[Stored records]
◆ ◆ ◆

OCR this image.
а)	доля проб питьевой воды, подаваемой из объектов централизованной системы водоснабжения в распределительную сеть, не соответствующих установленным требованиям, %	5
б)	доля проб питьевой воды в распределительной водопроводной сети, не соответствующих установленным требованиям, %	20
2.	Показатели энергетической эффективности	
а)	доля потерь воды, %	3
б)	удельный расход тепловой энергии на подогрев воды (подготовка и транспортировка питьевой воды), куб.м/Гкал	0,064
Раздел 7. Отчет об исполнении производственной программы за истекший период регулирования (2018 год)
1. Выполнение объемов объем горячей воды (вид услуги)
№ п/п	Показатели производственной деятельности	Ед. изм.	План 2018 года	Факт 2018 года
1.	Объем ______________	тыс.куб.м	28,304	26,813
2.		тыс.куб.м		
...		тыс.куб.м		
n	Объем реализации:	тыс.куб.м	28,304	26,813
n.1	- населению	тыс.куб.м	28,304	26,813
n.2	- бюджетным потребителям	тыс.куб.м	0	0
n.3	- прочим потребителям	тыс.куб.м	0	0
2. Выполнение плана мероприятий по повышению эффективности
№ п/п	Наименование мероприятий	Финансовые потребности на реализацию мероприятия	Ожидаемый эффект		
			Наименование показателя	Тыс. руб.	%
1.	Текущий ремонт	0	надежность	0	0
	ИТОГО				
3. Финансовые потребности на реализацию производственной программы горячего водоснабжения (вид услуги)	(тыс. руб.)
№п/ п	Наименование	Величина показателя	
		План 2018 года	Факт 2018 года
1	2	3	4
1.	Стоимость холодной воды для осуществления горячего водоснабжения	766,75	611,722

◆ ◆ ◆

* [WHAT YOU WILL DO]
Search the data for the string "программы" and copy each line where it appears.

* [SOLUTION BELOW]
Раздел 7. Отчет об исполнении производственной программы за истекший период регулирования (2018 год)
3. Финансовые потребности на реализацию производственной программы горячего водоснабжения (вид услуги)	(тыс. руб.)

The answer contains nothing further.